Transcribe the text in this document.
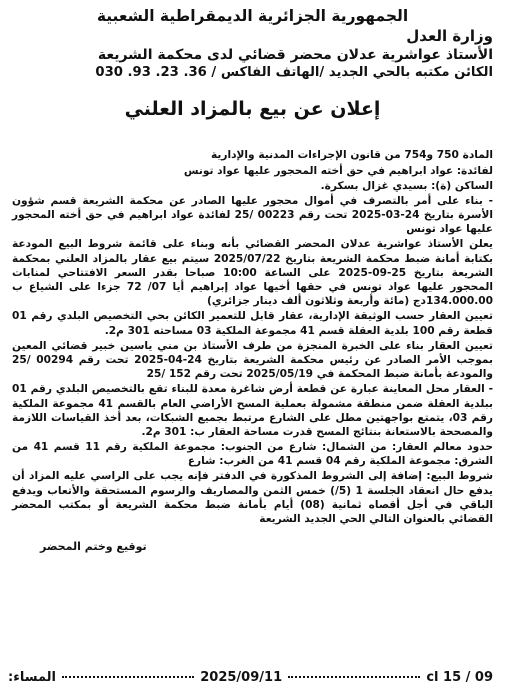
الجمهورية الجزائرية الديمقراطية الشعبية
وزارة العدل
الأستاذ عواشرية عدلان محضر قضائي لدى محكمة الشريعة
الكائن مكتبه بالحي الجديد /الهاتف الفاكس / 36. 23. 93. 030
إعلان عن بيع بالمزاد العلني

المادة 750 و754 من قانون الإجراءات المدنية والإدارية

لفائدة: عواد ابراهيم في حق أخته المحجور عليها عواد تونس

الساكن (ة): بسيدي غزال بسكرة.

- بناء على أمر بالتصرف في أموال محجور عليها الصادر عن محكمة الشريعة قسم شؤون الأسرة بتاريخ 24-03-2025 تحت رقم 00223 /25 لفائدة عواد ابراهيم في حق أخته المحجور عليها عواد تونس

يعلن الأستاذ عواشرية عدلان المحضر القضائي بأنه وبناء على قائمة شروط البيع المودعة بكتابة أمانة ضبط محكمة الشريعة بتاريخ 2025/07/22 سيتم بيع عقار بالمزاد العلني بمحكمة الشريعة بتاريخ 25-09-2025 على الساعة 10:00 صباحا بقدر السعر الافتتاحي لمنابات المحجور عليها عواد تونس في حقها أخيها عواد إبراهيم أيا 07/ 72 جزءا على الشياع ب 134.000.00دج (مائة وأربعة وثلاثون ألف دينار جزائري)

تعيين العقار حسب الوثيقة الإدارية، عقار قابل للتعمير الكائن بحي التخصيص البلدي رقم 01 قطعة رقم 100 بلدية العقلة قسم 41 مجموعة الملكية 03 مساحته 301 م2.

تعيين العقار بناء على الخبرة المنجزة من طرف الأستاذ بن مني ياسين خبير قضائي المعين بموجب الأمر الصادر عن رئيس محكمة الشريعة بتاريخ 24-04-2025 تحت رقم 00294 /25 والمودعة بأمانة ضبط المحكمة في 2025/05/19 تحت رقم 152 /25

- العقار محل المعاينة عبارة عن قطعة أرض شاغرة معدة للبناء تقع بالتخصيص البلدي رقم 01 ببلدية العقلة ضمن منطقة مشمولة بعملية المسح الأراضي العام بالقسم 41 مجموعة الملكية رقم 03، يتمتع بواجهتين مطل على الشارع مرتبط بجميع الشبكات، بعد أخذ القياسات اللازمة والمصححة بالاستعانة بنتائج المسح قدرت مساحة العقار ب: 301 م2.

حدود معالم العقار: من الشمال: شارع من الجنوب: مجموعة الملكية رقم 11 قسم 41 من الشرق: مجموعة الملكية رقم 04 قسم 41 من الغرب: شارع

شروط البيع: إضافة إلى الشروط المذكورة في الدفتر فإنه يجب على الراسي عليه المزاد أن يدفع حال انعقاد الجلسة 1 (5/) خمس الثمن والمصاريف والرسوم المستحقة والأتعاب ويدفع الباقي في أجل أقصاه ثمانية (08) أيام بأمانة ضبط محكمة الشريعة أو بمكتب المحضر القضائي بالعنوان التالي الحي الجديد الشريعة

توقيع وختم المحضر
المساء:	2025/09/11	cl 15 / 09
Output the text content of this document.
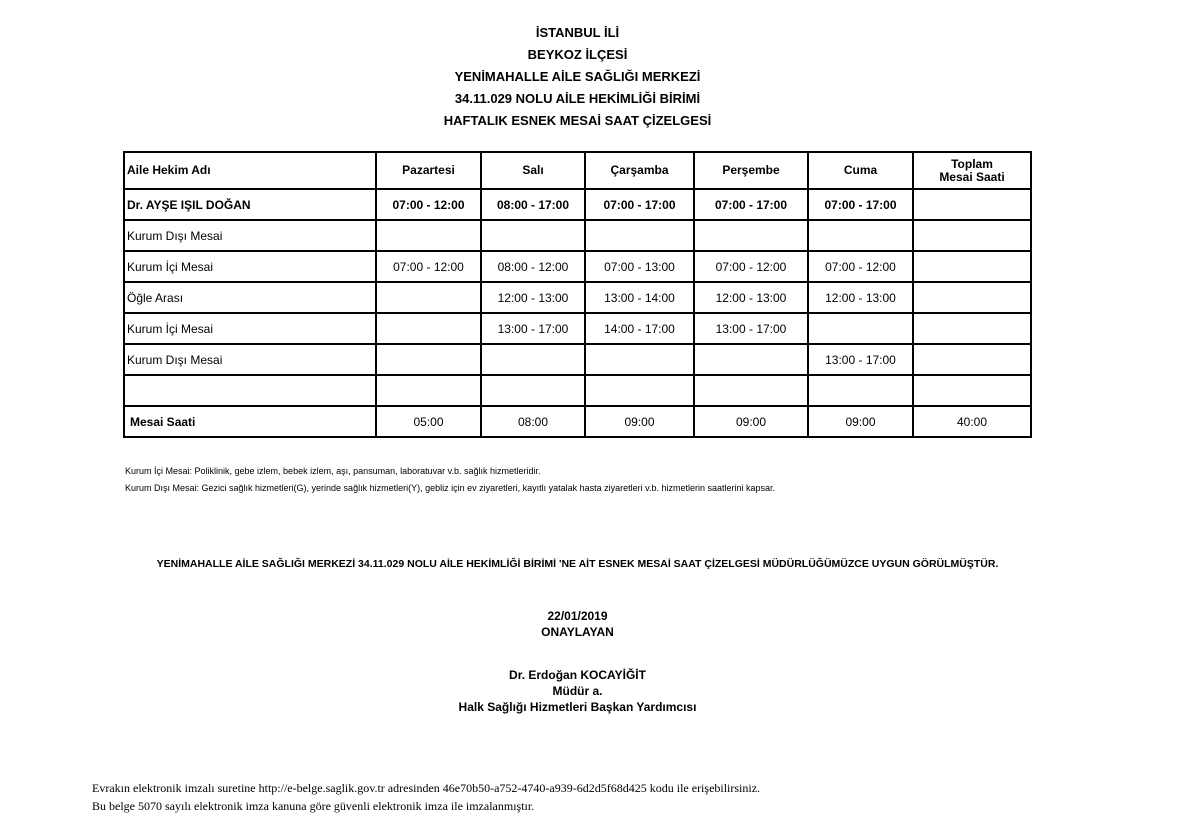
İSTANBUL İLİ
BEYKOZ İLÇESİ
YENİMAHALLE AİLE SAĞLIĞI MERKEZİ
34.11.029 NOLU AİLE HEKİMLİĞİ BİRİMİ
HAFTALIK ESNEK MESAİ SAAT ÇİZELGESİ
Aile Hekim Adı	Pazartesi	Salı	Çarşamba	Perşembe	Cuma	Toplam
Mesai Saati

Dr. AYŞE IŞIL DOĞAN	07:00 - 12:00	08:00 - 17:00	07:00 - 17:00	07:00 - 17:00	07:00 - 17:00	
Kurum Dışı Mesai						
Kurum İçi Mesai	07:00 - 12:00	08:00 - 12:00	07:00 - 13:00	07:00 - 12:00	07:00 - 12:00	
Öğle Arası		12:00 - 13:00	13:00 - 14:00	12:00 - 13:00	12:00 - 13:00	
Kurum İçi Mesai		13:00 - 17:00	14:00 - 17:00	13:00 - 17:00		
Kurum Dışı Mesai					13:00 - 17:00	

Mesai Saati	05:00	08:00	09:00	09:00	09:00	40:00
Kurum İçi Mesai: Poliklinik, gebe izlem, bebek izlem, aşı, pansuman, laboratuvar v.b. sağlık hizmetleridir.
Kurum Dışı Mesai: Gezici sağlık hizmetleri(G), yerinde sağlık hizmetleri(Y), gebliz için ev ziyaretleri, kayıtlı yatalak hasta ziyaretleri v.b. hizmetlerin saatlerini kapsar.
YENİMAHALLE AİLE SAĞLIĞI MERKEZİ 34.11.029 NOLU AİLE HEKİMLİĞİ BİRİMİ 'NE AİT ESNEK MESAİ SAAT ÇİZELGESİ MÜDÜRLÜĞÜMÜZCE UYGUN GÖRÜLMÜŞTÜR.
22/01/2019
ONAYLAYAN
Dr. Erdoğan KOCAYİĞİT
Müdür a.
Halk Sağlığı Hizmetleri Başkan Yardımcısı
Evrakın elektronik imzalı suretine http://e-belge.saglik.gov.tr adresinden 46e70b50-a752-4740-a939-6d2d5f68d425 kodu ile erişebilirsiniz.
Bu belge 5070 sayılı elektronik imza kanuna göre güvenli elektronik imza ile imzalanmıştır.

Exercise prompt: Each entry above should be reproduced exactly, with the pictures removed.

Result of the task:
Transcribe the text in this document.
الجمهورية الجزائرية الديمقراطية الشعبية
وزارة العدل
الأستاذ عواشرية عدلان محضر قضائي لدى محكمة الشريعة
الكائن مكتبه بالحي الجديد /الهاتف الفاكس / 36. 23. 93. 030
إعلان عن بيع بالمزاد العلني

المادة 750 و754 من قانون الإجراءات المدنية والإدارية

لفائدة: عواد ابراهيم في حق أخته المحجور عليها عواد تونس

الساكن (ة): بسيدي غزال بسكرة.

- بناء على أمر بالتصرف في أموال محجور عليها الصادر عن محكمة الشريعة قسم شؤون الأسرة بتاريخ 24-03-2025 تحت رقم 00223 /25 لفائدة عواد ابراهيم في حق أخته المحجور عليها عواد تونس

يعلن الأستاذ عواشرية عدلان المحضر القضائي بأنه وبناء على قائمة شروط البيع المودعة بكتابة أمانة ضبط محكمة الشريعة بتاريخ 2025/07/22 سيتم بيع عقار بالمزاد العلني بمحكمة الشريعة بتاريخ 25-09-2025 على الساعة 10:00 صباحا بقدر السعر الافتتاحي لمنابات المحجور عليها عواد تونس في حقها أخيها عواد إبراهيم أيا 07/ 72 جزءا على الشياع ب 134.000.00دج (مائة وأربعة وثلاثون ألف دينار جزائري)

تعيين العقار حسب الوثيقة الإدارية، عقار قابل للتعمير الكائن بحي التخصيص البلدي رقم 01 قطعة رقم 100 بلدية العقلة قسم 41 مجموعة الملكية 03 مساحته 301 م2.

تعيين العقار بناء على الخبرة المنجزة من طرف الأستاذ بن مني ياسين خبير قضائي المعين بموجب الأمر الصادر عن رئيس محكمة الشريعة بتاريخ 24-04-2025 تحت رقم 00294 /25 والمودعة بأمانة ضبط المحكمة في 2025/05/19 تحت رقم 152 /25

- العقار محل المعاينة عبارة عن قطعة أرض شاغرة معدة للبناء تقع بالتخصيص البلدي رقم 01 ببلدية العقلة ضمن منطقة مشمولة بعملية المسح الأراضي العام بالقسم 41 مجموعة الملكية رقم 03، يتمتع بواجهتين مطل على الشارع مرتبط بجميع الشبكات، بعد أخذ القياسات اللازمة والمصححة بالاستعانة بنتائج المسح قدرت مساحة العقار ب: 301 م2.

حدود معالم العقار: من الشمال: شارع من الجنوب: مجموعة الملكية رقم 11 قسم 41 من الشرق: مجموعة الملكية رقم 04 قسم 41 من الغرب: شارع

شروط البيع: إضافة إلى الشروط المذكورة في الدفتر فإنه يجب على الراسي عليه المزاد أن يدفع حال انعقاد الجلسة 1 (5/) خمس الثمن والمصاريف والرسوم المستحقة والأتعاب ويدفع الباقي في أجل أقصاه ثمانية (08) أيام بأمانة ضبط محكمة الشريعة أو بمكتب المحضر القضائي بالعنوان التالي الحي الجديد الشريعة

توقيع وختم المحضر
المساء:	2025/09/11	cl 15 / 09
Output the text content of this document.
İSTANBUL İLİ
BEYKOZ İLÇESİ
YENİMAHALLE AİLE SAĞLIĞI MERKEZİ
34.11.029 NOLU AİLE HEKİMLİĞİ BİRİMİ
HAFTALIK ESNEK MESAİ SAAT ÇİZELGESİ
Aile Hekim Adı	Pazartesi	Salı	Çarşamba	Perşembe	Cuma	Toplam
Mesai Saati

Dr. AYŞE IŞIL DOĞAN	07:00 - 12:00	08:00 - 17:00	07:00 - 17:00	07:00 - 17:00	07:00 - 17:00	
Kurum Dışı Mesai						
Kurum İçi Mesai	07:00 - 12:00	08:00 - 12:00	07:00 - 13:00	07:00 - 12:00	07:00 - 12:00	
Öğle Arası		12:00 - 13:00	13:00 - 14:00	12:00 - 13:00	12:00 - 13:00	
Kurum İçi Mesai		13:00 - 17:00	14:00 - 17:00	13:00 - 17:00		
Kurum Dışı Mesai					13:00 - 17:00	

Mesai Saati	05:00	08:00	09:00	09:00	09:00	40:00
Kurum İçi Mesai: Poliklinik, gebe izlem, bebek izlem, aşı, pansuman, laboratuvar v.b. sağlık hizmetleridir.
Kurum Dışı Mesai: Gezici sağlık hizmetleri(G), yerinde sağlık hizmetleri(Y), gebliz için ev ziyaretleri, kayıtlı yatalak hasta ziyaretleri v.b. hizmetlerin saatlerini kapsar.
YENİMAHALLE AİLE SAĞLIĞI MERKEZİ 34.11.029 NOLU AİLE HEKİMLİĞİ BİRİMİ 'NE AİT ESNEK MESAİ SAAT ÇİZELGESİ MÜDÜRLÜĞÜMÜZCE UYGUN GÖRÜLMÜŞTÜR.
22/01/2019
ONAYLAYAN
Dr. Erdoğan KOCAYİĞİT
Müdür a.
Halk Sağlığı Hizmetleri Başkan Yardımcısı
Evrakın elektronik imzalı suretine http://e-belge.saglik.gov.tr adresinden 46e70b50-a752-4740-a939-6d2d5f68d425 kodu ile erişebilirsiniz.
Bu belge 5070 sayılı elektronik imza kanuna göre güvenli elektronik imza ile imzalanmıştır.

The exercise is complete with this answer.